EXERCISE TASK:
Please print the full listing exactly.

==============================

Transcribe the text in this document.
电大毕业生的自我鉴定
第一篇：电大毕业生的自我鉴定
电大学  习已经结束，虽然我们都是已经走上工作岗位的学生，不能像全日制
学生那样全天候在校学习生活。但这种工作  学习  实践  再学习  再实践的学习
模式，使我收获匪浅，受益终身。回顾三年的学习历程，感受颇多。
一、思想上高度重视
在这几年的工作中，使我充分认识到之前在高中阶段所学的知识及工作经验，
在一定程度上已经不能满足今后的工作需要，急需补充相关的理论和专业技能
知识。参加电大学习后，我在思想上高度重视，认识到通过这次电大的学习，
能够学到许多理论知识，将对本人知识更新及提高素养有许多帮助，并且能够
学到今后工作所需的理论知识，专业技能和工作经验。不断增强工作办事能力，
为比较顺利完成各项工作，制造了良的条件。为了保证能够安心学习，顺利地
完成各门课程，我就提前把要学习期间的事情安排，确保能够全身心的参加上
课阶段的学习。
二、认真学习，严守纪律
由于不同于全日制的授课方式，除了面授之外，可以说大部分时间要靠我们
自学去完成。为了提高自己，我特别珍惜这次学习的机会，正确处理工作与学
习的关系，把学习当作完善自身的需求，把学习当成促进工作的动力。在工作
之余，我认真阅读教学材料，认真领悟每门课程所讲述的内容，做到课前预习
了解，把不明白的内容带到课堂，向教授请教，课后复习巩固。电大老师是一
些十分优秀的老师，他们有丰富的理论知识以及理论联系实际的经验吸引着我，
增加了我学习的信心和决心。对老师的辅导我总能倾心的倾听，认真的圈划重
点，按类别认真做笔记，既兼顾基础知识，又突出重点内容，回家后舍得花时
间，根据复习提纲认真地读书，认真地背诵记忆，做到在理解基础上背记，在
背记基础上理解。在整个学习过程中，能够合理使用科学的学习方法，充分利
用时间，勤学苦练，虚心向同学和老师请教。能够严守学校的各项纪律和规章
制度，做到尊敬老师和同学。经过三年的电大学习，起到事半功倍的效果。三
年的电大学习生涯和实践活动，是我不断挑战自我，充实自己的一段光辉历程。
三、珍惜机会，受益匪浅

==============================

ANSWER TO THE EXERCISE:
Transcribe the text in this document.
电大毕业生的自我鉴定
第一篇：电大毕业生的自我鉴定
电大学  习已经结束，虽然我们都是已经走上工作岗位的学生，不能像全日制
学生那样全天候在校学习生活。但这种工作  学习  实践  再学习  再实践的学习
模式，使我收获匪浅，受益终身。回顾三年的学习历程，感受颇多。
一、思想上高度重视
在这几年的工作中，使我充分认识到之前在高中阶段所学的知识及工作经验，
在一定程度上已经不能满足今后的工作需要，急需补充相关的理论和专业技能
知识。参加电大学习后，我在思想上高度重视，认识到通过这次电大的学习，
能够学到许多理论知识，将对本人知识更新及提高素养有许多帮助，并且能够
学到今后工作所需的理论知识，专业技能和工作经验。不断增强工作办事能力，
为比较顺利完成各项工作，制造了良的条件。为了保证能够安心学习，顺利地
完成各门课程，我就提前把要学习期间的事情安排，确保能够全身心的参加上
课阶段的学习。
二、认真学习，严守纪律
由于不同于全日制的授课方式，除了面授之外，可以说大部分时间要靠我们
自学去完成。为了提高自己，我特别珍惜这次学习的机会，正确处理工作与学
习的关系，把学习当作完善自身的需求，把学习当成促进工作的动力。在工作
之余，我认真阅读教学材料，认真领悟每门课程所讲述的内容，做到课前预习
了解，把不明白的内容带到课堂，向教授请教，课后复习巩固。电大老师是一
些十分优秀的老师，他们有丰富的理论知识以及理论联系实际的经验吸引着我，
增加了我学习的信心和决心。对老师的辅导我总能倾心的倾听，认真的圈划重
点，按类别认真做笔记，既兼顾基础知识，又突出重点内容，回家后舍得花时
间，根据复习提纲认真地读书，认真地背诵记忆，做到在理解基础上背记，在
背记基础上理解。在整个学习过程中，能够合理使用科学的学习方法，充分利
用时间，勤学苦练，虚心向同学和老师请教。能够严守学校的各项纪律和规章
制度，做到尊敬老师和同学。经过三年的电大学习，起到事半功倍的效果。三
年的电大学习生涯和实践活动，是我不断挑战自我，充实自己的一段光辉历程。
三、珍惜机会，受益匪浅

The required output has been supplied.